• **Challenge**
Return all the data below as it stands, minus the pictures.

Saved data entries:
.....

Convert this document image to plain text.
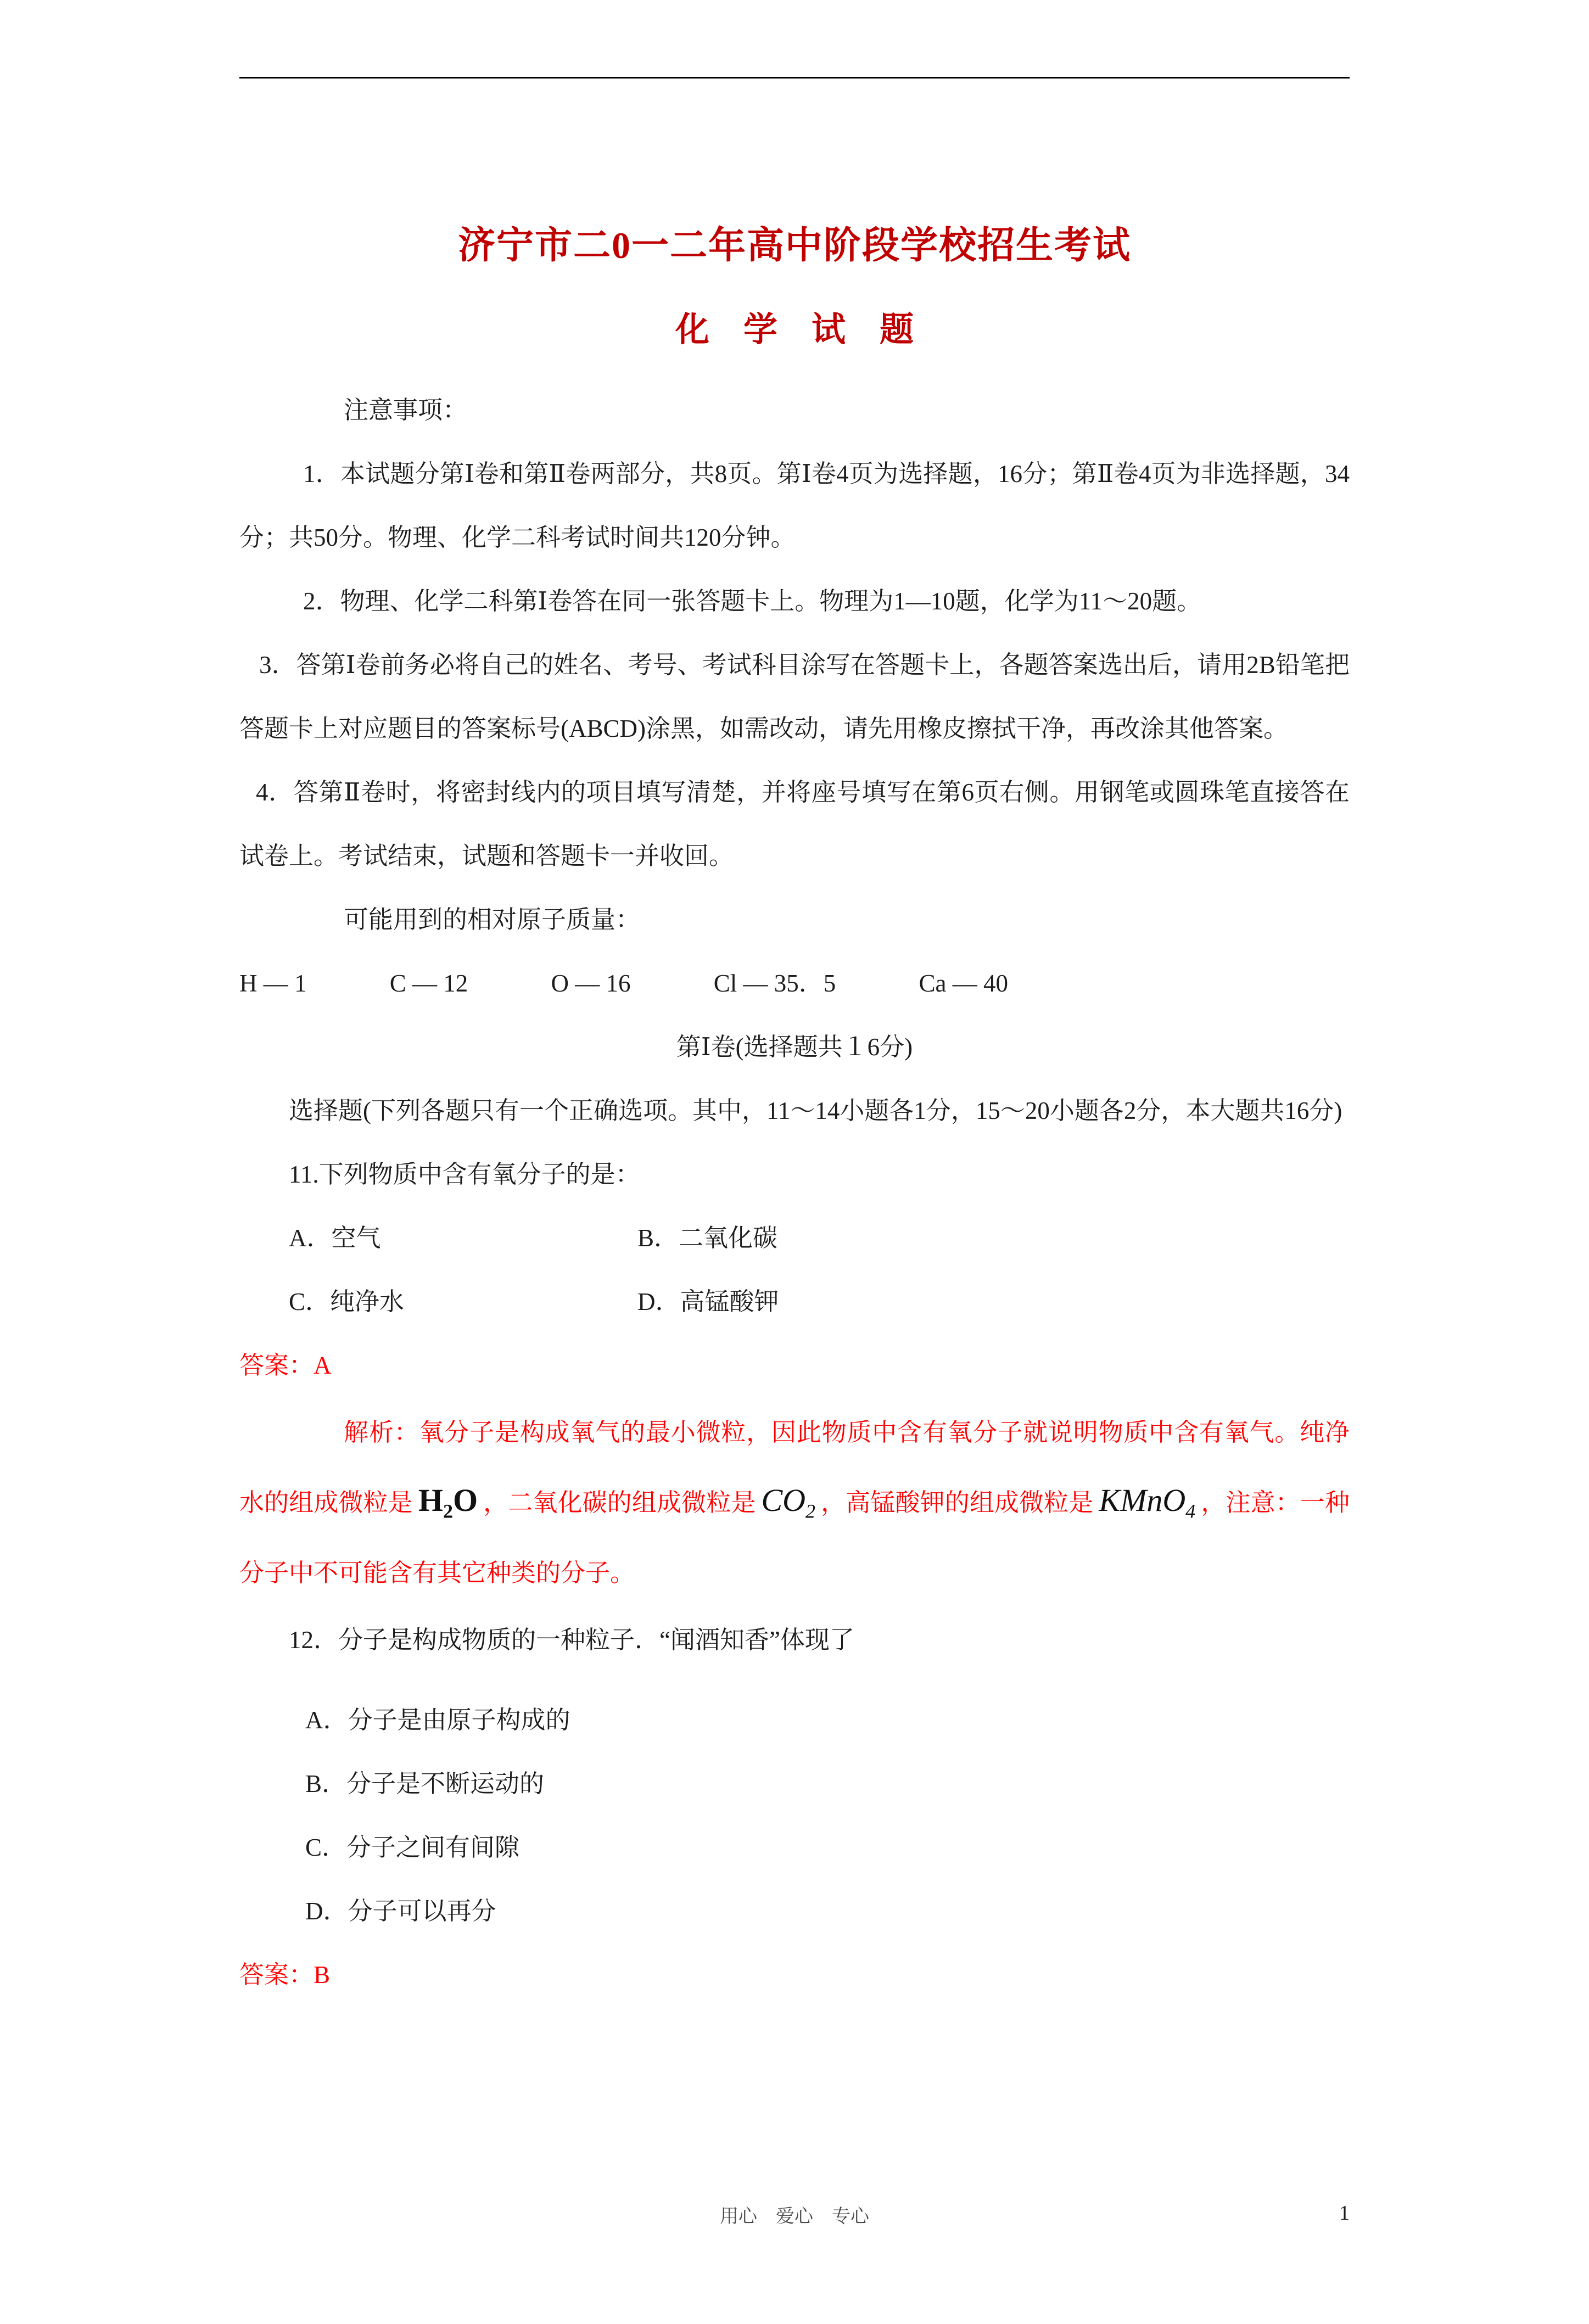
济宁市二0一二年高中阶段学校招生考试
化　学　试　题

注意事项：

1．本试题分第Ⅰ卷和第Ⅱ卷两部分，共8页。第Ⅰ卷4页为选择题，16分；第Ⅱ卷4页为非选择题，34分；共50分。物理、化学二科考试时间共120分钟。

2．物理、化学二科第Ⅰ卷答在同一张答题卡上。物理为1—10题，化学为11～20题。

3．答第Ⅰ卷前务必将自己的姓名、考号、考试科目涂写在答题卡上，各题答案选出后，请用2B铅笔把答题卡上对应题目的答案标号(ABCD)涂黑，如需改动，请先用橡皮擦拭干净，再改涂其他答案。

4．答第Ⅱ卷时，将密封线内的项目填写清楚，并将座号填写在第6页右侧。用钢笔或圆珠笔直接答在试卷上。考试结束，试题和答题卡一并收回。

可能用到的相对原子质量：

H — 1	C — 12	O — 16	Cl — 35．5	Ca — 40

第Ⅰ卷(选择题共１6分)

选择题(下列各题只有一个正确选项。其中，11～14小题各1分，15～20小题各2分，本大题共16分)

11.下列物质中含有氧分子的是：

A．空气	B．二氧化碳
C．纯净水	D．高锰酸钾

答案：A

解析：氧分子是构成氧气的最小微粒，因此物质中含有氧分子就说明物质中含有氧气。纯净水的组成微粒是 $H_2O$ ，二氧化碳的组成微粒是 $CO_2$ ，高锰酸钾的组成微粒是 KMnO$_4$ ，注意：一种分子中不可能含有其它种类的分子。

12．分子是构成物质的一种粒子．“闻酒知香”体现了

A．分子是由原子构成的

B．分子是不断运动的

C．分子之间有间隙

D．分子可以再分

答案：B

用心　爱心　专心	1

.....

• **Answer below**
Convert this document image to plain text.
济宁市二0一二年高中阶段学校招生考试
化　学　试　题

注意事项：

1．本试题分第Ⅰ卷和第Ⅱ卷两部分，共8页。第Ⅰ卷4页为选择题，16分；第Ⅱ卷4页为非选择题，34分；共50分。物理、化学二科考试时间共120分钟。

2．物理、化学二科第Ⅰ卷答在同一张答题卡上。物理为1—10题，化学为11～20题。

3．答第Ⅰ卷前务必将自己的姓名、考号、考试科目涂写在答题卡上，各题答案选出后，请用2B铅笔把答题卡上对应题目的答案标号(ABCD)涂黑，如需改动，请先用橡皮擦拭干净，再改涂其他答案。

4．答第Ⅱ卷时，将密封线内的项目填写清楚，并将座号填写在第6页右侧。用钢笔或圆珠笔直接答在试卷上。考试结束，试题和答题卡一并收回。

可能用到的相对原子质量：

H — 1	C — 12	O — 16	Cl — 35．5	Ca — 40

第Ⅰ卷(选择题共１6分)

选择题(下列各题只有一个正确选项。其中，11～14小题各1分，15～20小题各2分，本大题共16分)

11.下列物质中含有氧分子的是：

A．空气	B．二氧化碳
C．纯净水	D．高锰酸钾

答案：A

解析：氧分子是构成氧气的最小微粒，因此物质中含有氧分子就说明物质中含有氧气。纯净水的组成微粒是 $H_2O$ ，二氧化碳的组成微粒是 $CO_2$ ，高锰酸钾的组成微粒是 KMnO$_4$ ，注意：一种分子中不可能含有其它种类的分子。

12．分子是构成物质的一种粒子．“闻酒知香”体现了

A．分子是由原子构成的

B．分子是不断运动的

C．分子之间有间隙

D．分子可以再分

答案：B

用心　爱心　专心	1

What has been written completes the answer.